EXERCISE DESCRIPTION → Every entry below must appear again, exactly as written.

# MATERIAL FOR THIS EXERCISE start

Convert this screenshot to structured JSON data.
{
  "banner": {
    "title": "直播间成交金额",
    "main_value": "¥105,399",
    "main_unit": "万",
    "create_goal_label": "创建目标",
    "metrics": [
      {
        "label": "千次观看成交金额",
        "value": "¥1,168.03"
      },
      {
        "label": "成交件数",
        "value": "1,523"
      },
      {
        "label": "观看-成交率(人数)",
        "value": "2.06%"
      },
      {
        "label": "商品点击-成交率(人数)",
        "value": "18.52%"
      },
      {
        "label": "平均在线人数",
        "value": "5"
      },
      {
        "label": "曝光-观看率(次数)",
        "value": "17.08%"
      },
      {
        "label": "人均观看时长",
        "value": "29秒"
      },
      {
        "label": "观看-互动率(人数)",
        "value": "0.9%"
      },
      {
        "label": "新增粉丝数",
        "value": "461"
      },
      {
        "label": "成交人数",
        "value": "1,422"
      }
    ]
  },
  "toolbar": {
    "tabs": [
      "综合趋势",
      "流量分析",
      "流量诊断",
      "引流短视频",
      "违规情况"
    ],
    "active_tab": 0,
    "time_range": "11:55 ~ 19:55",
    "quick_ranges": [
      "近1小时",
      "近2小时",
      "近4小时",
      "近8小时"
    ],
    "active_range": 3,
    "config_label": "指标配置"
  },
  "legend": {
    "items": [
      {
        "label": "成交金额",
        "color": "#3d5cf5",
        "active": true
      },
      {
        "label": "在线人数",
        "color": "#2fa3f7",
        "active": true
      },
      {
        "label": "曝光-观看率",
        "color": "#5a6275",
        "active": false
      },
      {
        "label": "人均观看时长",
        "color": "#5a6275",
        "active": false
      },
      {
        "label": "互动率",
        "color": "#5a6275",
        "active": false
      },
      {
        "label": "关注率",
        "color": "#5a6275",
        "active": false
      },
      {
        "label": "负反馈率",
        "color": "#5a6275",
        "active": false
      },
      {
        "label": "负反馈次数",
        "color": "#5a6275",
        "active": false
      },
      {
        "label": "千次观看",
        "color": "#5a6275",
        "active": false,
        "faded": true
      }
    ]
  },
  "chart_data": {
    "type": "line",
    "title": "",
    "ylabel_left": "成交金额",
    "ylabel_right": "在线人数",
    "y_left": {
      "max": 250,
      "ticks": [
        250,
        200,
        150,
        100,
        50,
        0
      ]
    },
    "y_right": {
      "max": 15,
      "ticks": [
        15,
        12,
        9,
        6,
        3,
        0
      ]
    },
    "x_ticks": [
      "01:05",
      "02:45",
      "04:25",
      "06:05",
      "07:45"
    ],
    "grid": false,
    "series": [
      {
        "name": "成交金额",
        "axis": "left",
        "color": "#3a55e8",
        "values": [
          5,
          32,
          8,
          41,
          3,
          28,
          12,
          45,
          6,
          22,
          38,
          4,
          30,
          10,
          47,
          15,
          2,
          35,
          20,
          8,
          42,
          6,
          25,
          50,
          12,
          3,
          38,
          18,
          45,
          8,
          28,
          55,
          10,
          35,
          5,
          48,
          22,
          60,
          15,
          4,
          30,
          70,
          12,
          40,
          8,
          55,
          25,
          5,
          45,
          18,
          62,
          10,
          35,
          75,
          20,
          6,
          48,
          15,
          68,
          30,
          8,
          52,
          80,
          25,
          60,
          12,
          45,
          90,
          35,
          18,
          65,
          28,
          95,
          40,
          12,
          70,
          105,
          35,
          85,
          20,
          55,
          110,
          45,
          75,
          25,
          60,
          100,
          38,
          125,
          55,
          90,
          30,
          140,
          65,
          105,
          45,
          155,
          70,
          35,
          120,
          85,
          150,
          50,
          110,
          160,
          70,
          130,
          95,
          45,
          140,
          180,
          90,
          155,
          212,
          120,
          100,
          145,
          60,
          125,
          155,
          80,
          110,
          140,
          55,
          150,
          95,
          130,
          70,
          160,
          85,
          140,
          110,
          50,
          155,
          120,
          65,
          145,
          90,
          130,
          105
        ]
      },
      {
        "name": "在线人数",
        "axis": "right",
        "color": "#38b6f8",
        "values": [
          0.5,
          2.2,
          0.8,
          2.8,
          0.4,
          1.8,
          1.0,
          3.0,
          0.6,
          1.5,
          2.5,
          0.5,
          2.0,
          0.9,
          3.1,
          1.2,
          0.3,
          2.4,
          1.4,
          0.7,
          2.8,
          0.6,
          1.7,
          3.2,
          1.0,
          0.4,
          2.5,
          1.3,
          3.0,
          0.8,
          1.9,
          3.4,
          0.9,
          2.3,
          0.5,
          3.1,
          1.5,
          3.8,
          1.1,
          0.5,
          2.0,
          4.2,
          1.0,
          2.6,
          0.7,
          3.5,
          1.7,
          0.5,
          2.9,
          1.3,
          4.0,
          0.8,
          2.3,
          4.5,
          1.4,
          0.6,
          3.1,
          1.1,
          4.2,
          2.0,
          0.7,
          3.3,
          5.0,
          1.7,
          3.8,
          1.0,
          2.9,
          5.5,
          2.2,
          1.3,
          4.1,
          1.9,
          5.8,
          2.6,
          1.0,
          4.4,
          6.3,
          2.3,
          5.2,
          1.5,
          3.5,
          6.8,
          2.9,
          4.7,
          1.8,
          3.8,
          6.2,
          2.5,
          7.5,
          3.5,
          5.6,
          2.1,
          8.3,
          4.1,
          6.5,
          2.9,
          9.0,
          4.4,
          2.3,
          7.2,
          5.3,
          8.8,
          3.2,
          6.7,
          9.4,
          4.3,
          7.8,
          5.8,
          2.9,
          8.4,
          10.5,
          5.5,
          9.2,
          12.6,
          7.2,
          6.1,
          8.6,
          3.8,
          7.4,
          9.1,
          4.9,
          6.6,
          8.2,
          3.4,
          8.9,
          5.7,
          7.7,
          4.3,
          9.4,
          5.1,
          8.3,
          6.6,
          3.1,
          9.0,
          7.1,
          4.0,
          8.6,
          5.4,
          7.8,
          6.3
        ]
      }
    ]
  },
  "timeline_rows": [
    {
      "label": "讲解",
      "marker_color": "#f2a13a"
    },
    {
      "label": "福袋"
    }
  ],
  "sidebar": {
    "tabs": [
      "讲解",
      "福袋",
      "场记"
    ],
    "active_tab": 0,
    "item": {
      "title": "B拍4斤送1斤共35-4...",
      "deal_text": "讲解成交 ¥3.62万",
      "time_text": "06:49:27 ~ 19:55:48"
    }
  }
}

# MATERIAL FOR THIS EXERCISE end

EXPECTED OUTPUT →
Convert this screenshot to structured JSON data.
{
  "banner": {
    "title": "直播间成交金额",
    "main_value": "¥105,399",
    "main_unit": "万",
    "create_goal_label": "创建目标",
    "metrics": [
      {
        "label": "千次观看成交金额",
        "value": "¥1,168.03"
      },
      {
        "label": "成交件数",
        "value": "1,523"
      },
      {
        "label": "观看-成交率(人数)",
        "value": "2.06%"
      },
      {
        "label": "商品点击-成交率(人数)",
        "value": "18.52%"
      },
      {
        "label": "平均在线人数",
        "value": "5"
      },
      {
        "label": "曝光-观看率(次数)",
        "value": "17.08%"
      },
      {
        "label": "人均观看时长",
        "value": "29秒"
      },
      {
        "label": "观看-互动率(人数)",
        "value": "0.9%"
      },
      {
        "label": "新增粉丝数",
        "value": "461"
      },
      {
        "label": "成交人数",
        "value": "1,422"
      }
    ]
  },
  "toolbar": {
    "tabs": [
      "综合趋势",
      "流量分析",
      "流量诊断",
      "引流短视频",
      "违规情况"
    ],
    "active_tab": 0,
    "time_range": "11:55 ~ 19:55",
    "quick_ranges": [
      "近1小时",
      "近2小时",
      "近4小时",
      "近8小时"
    ],
    "active_range": 3,
    "config_label": "指标配置"
  },
  "legend": {
    "items": [
      {
        "label": "成交金额",
        "color": "#3d5cf5",
        "active": true
      },
      {
        "label": "在线人数",
        "color": "#2fa3f7",
        "active": true
      },
      {
        "label": "曝光-观看率",
        "color": "#5a6275",
        "active": false
      },
      {
        "label": "人均观看时长",
        "color": "#5a6275",
        "active": false
      },
      {
        "label": "互动率",
        "color": "#5a6275",
        "active": false
      },
      {
        "label": "关注率",
        "color": "#5a6275",
        "active": false
      },
      {
        "label": "负反馈率",
        "color": "#5a6275",
        "active": false
      },
      {
        "label": "负反馈次数",
        "color": "#5a6275",
        "active": false
      },
      {
        "label": "千次观看",
        "color": "#5a6275",
        "active": false,
        "faded": true
      }
    ]
  },
  "chart_data": {
    "type": "line",
    "title": "",
    "ylabel_left": "成交金额",
    "ylabel_right": "在线人数",
    "y_left": {
      "max": 250,
      "ticks": [
        250,
        200,
        150,
        100,
        50,
        0
      ]
    },
    "y_right": {
      "max": 15,
      "ticks": [
        15,
        12,
        9,
        6,
        3,
        0
      ]
    },
    "x_ticks": [
      "01:05",
      "02:45",
      "04:25",
      "06:05",
      "07:45"
    ],
    "grid": false,
    "series": [
      {
        "name": "成交金额",
        "axis": "left",
        "color": "#3a55e8",
        "values": [
          5,
          32,
          8,
          41,
          3,
          28,
          12,
          45,
          6,
          22,
          38,
          4,
          30,
          10,
          47,
          15,
          2,
          35,
          20,
          8,
          42,
          6,
          25,
          50,
          12,
          3,
          38,
          18,
          45,
          8,
          28,
          55,
          10,
          35,
          5,
          48,
          22,
          60,
          15,
          4,
          30,
          70,
          12,
          40,
          8,
          55,
          25,
          5,
          45,
          18,
          62,
          10,
          35,
          75,
          20,
          6,
          48,
          15,
          68,
          30,
          8,
          52,
          80,
          25,
          60,
          12,
          45,
          90,
          35,
          18,
          65,
          28,
          95,
          40,
          12,
          70,
          105,
          35,
          85,
          20,
          55,
          110,
          45,
          75,
          25,
          60,
          100,
          38,
          125,
          55,
          90,
          30,
          140,
          65,
          105,
          45,
          155,
          70,
          35,
          120,
          85,
          150,
          50,
          110,
          160,
          70,
          130,
          95,
          45,
          140,
          180,
          90,
          155,
          212,
          120,
          100,
          145,
          60,
          125,
          155,
          80,
          110,
          140,
          55,
          150,
          95,
          130,
          70,
          160,
          85,
          140,
          110,
          50,
          155,
          120,
          65,
          145,
          90,
          130,
          105
        ]
      },
      {
        "name": "在线人数",
        "axis": "right",
        "color": "#38b6f8",
        "values": [
          0.5,
          2.2,
          0.8,
          2.8,
          0.4,
          1.8,
          1.0,
          3.0,
          0.6,
          1.5,
          2.5,
          0.5,
          2.0,
          0.9,
          3.1,
          1.2,
          0.3,
          2.4,
          1.4,
          0.7,
          2.8,
          0.6,
          1.7,
          3.2,
          1.0,
          0.4,
          2.5,
          1.3,
          3.0,
          0.8,
          1.9,
          3.4,
          0.9,
          2.3,
          0.5,
          3.1,
          1.5,
          3.8,
          1.1,
          0.5,
          2.0,
          4.2,
          1.0,
          2.6,
          0.7,
          3.5,
          1.7,
          0.5,
          2.9,
          1.3,
          4.0,
          0.8,
          2.3,
          4.5,
          1.4,
          0.6,
          3.1,
          1.1,
          4.2,
          2.0,
          0.7,
          3.3,
          5.0,
          1.7,
          3.8,
          1.0,
          2.9,
          5.5,
          2.2,
          1.3,
          4.1,
          1.9,
          5.8,
          2.6,
          1.0,
          4.4,
          6.3,
          2.3,
          5.2,
          1.5,
          3.5,
          6.8,
          2.9,
          4.7,
          1.8,
          3.8,
          6.2,
          2.5,
          7.5,
          3.5,
          5.6,
          2.1,
          8.3,
          4.1,
          6.5,
          2.9,
          9.0,
          4.4,
          2.3,
          7.2,
          5.3,
          8.8,
          3.2,
          6.7,
          9.4,
          4.3,
          7.8,
          5.8,
          2.9,
          8.4,
          10.5,
          5.5,
          9.2,
          12.6,
          7.2,
          6.1,
          8.6,
          3.8,
          7.4,
          9.1,
          4.9,
          6.6,
          8.2,
          3.4,
          8.9,
          5.7,
          7.7,
          4.3,
          9.4,
          5.1,
          8.3,
          6.6,
          3.1,
          9.0,
          7.1,
          4.0,
          8.6,
          5.4,
          7.8,
          6.3
        ]
      }
    ]
  },
  "timeline_rows": [
    {
      "label": "讲解",
      "marker_color": "#f2a13a"
    },
    {
      "label": "福袋"
    }
  ],
  "sidebar": {
    "tabs": [
      "讲解",
      "福袋",
      "场记"
    ],
    "active_tab": 0,
    "item": {
      "title": "B拍4斤送1斤共35-4...",
      "deal_text": "讲解成交 ¥3.62万",
      "time_text": "06:49:27 ~ 19:55:48"
    }
  }
}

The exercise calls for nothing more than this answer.